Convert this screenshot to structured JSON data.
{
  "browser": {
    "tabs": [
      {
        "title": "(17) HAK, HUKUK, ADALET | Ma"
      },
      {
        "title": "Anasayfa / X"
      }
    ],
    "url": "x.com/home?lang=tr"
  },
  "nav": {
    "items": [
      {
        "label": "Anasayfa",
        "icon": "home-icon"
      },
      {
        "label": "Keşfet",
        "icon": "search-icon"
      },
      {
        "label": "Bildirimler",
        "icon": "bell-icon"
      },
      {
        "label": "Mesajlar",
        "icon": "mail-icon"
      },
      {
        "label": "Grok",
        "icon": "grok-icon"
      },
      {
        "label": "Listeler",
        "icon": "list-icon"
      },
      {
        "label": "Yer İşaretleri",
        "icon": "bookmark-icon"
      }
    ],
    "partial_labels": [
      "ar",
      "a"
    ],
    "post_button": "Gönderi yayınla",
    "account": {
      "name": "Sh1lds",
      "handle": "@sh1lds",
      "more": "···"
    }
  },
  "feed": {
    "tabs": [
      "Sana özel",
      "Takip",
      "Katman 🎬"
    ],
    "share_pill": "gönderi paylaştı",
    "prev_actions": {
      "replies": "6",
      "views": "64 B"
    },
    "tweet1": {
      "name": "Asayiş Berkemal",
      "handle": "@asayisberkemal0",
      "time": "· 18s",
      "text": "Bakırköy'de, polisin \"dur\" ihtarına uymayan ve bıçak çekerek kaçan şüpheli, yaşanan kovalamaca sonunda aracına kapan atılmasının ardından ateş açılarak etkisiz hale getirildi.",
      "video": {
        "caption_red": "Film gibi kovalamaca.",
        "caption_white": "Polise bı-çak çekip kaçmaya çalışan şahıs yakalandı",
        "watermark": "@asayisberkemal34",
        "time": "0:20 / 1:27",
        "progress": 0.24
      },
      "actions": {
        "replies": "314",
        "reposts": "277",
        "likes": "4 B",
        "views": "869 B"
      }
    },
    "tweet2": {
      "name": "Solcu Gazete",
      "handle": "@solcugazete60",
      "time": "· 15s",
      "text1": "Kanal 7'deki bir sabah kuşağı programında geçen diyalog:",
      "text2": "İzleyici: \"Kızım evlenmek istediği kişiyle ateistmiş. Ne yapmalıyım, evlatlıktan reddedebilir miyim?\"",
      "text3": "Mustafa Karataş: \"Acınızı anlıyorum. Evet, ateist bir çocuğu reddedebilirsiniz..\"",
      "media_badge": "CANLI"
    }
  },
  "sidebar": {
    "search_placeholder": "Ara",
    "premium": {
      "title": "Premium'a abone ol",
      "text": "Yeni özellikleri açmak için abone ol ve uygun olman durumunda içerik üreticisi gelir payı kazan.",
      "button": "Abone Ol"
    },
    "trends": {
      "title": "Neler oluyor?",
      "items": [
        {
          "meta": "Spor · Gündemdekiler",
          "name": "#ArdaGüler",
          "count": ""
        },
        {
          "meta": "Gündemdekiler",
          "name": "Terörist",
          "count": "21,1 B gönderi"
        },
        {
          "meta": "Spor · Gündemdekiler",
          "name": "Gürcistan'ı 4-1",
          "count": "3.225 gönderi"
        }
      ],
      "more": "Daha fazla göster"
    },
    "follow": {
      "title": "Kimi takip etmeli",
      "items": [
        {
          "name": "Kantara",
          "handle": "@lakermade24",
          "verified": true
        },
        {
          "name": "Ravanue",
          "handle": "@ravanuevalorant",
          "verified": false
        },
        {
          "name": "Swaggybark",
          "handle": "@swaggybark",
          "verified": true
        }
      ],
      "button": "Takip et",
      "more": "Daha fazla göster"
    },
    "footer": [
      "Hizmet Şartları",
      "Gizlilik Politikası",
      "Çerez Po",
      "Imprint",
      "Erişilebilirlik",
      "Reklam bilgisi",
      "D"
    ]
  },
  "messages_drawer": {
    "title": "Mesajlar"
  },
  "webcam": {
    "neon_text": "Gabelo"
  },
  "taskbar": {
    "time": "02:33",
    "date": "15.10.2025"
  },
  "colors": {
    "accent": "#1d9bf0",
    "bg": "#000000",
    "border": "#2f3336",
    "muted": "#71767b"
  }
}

[PROBLEM TO WORK ON]
Your task is to return the full listing exactly as it was given.

[ANSWER TO THE EXERCISE]
Convert this screenshot to structured JSON data.
{
  "browser": {
    "tabs": [
      {
        "title": "(17) HAK, HUKUK, ADALET | Ma"
      },
      {
        "title": "Anasayfa / X"
      }
    ],
    "url": "x.com/home?lang=tr"
  },
  "nav": {
    "items": [
      {
        "label": "Anasayfa",
        "icon": "home-icon"
      },
      {
        "label": "Keşfet",
        "icon": "search-icon"
      },
      {
        "label": "Bildirimler",
        "icon": "bell-icon"
      },
      {
        "label": "Mesajlar",
        "icon": "mail-icon"
      },
      {
        "label": "Grok",
        "icon": "grok-icon"
      },
      {
        "label": "Listeler",
        "icon": "list-icon"
      },
      {
        "label": "Yer İşaretleri",
        "icon": "bookmark-icon"
      }
    ],
    "partial_labels": [
      "ar",
      "a"
    ],
    "post_button": "Gönderi yayınla",
    "account": {
      "name": "Sh1lds",
      "handle": "@sh1lds",
      "more": "···"
    }
  },
  "feed": {
    "tabs": [
      "Sana özel",
      "Takip",
      "Katman 🎬"
    ],
    "share_pill": "gönderi paylaştı",
    "prev_actions": {
      "replies": "6",
      "views": "64 B"
    },
    "tweet1": {
      "name": "Asayiş Berkemal",
      "handle": "@asayisberkemal0",
      "time": "· 18s",
      "text": "Bakırköy'de, polisin \"dur\" ihtarına uymayan ve bıçak çekerek kaçan şüpheli, yaşanan kovalamaca sonunda aracına kapan atılmasının ardından ateş açılarak etkisiz hale getirildi.",
      "video": {
        "caption_red": "Film gibi kovalamaca.",
        "caption_white": "Polise bı-çak çekip kaçmaya çalışan şahıs yakalandı",
        "watermark": "@asayisberkemal34",
        "time": "0:20 / 1:27",
        "progress": 0.24
      },
      "actions": {
        "replies": "314",
        "reposts": "277",
        "likes": "4 B",
        "views": "869 B"
      }
    },
    "tweet2": {
      "name": "Solcu Gazete",
      "handle": "@solcugazete60",
      "time": "· 15s",
      "text1": "Kanal 7'deki bir sabah kuşağı programında geçen diyalog:",
      "text2": "İzleyici: \"Kızım evlenmek istediği kişiyle ateistmiş. Ne yapmalıyım, evlatlıktan reddedebilir miyim?\"",
      "text3": "Mustafa Karataş: \"Acınızı anlıyorum. Evet, ateist bir çocuğu reddedebilirsiniz..\"",
      "media_badge": "CANLI"
    }
  },
  "sidebar": {
    "search_placeholder": "Ara",
    "premium": {
      "title": "Premium'a abone ol",
      "text": "Yeni özellikleri açmak için abone ol ve uygun olman durumunda içerik üreticisi gelir payı kazan.",
      "button": "Abone Ol"
    },
    "trends": {
      "title": "Neler oluyor?",
      "items": [
        {
          "meta": "Spor · Gündemdekiler",
          "name": "#ArdaGüler",
          "count": ""
        },
        {
          "meta": "Gündemdekiler",
          "name": "Terörist",
          "count": "21,1 B gönderi"
        },
        {
          "meta": "Spor · Gündemdekiler",
          "name": "Gürcistan'ı 4-1",
          "count": "3.225 gönderi"
        }
      ],
      "more": "Daha fazla göster"
    },
    "follow": {
      "title": "Kimi takip etmeli",
      "items": [
        {
          "name": "Kantara",
          "handle": "@lakermade24",
          "verified": true
        },
        {
          "name": "Ravanue",
          "handle": "@ravanuevalorant",
          "verified": false
        },
        {
          "name": "Swaggybark",
          "handle": "@swaggybark",
          "verified": true
        }
      ],
      "button": "Takip et",
      "more": "Daha fazla göster"
    },
    "footer": [
      "Hizmet Şartları",
      "Gizlilik Politikası",
      "Çerez Po",
      "Imprint",
      "Erişilebilirlik",
      "Reklam bilgisi",
      "D"
    ]
  },
  "messages_drawer": {
    "title": "Mesajlar"
  },
  "webcam": {
    "neon_text": "Gabelo"
  },
  "taskbar": {
    "time": "02:33",
    "date": "15.10.2025"
  },
  "colors": {
    "accent": "#1d9bf0",
    "bg": "#000000",
    "border": "#2f3336",
    "muted": "#71767b"
  }
}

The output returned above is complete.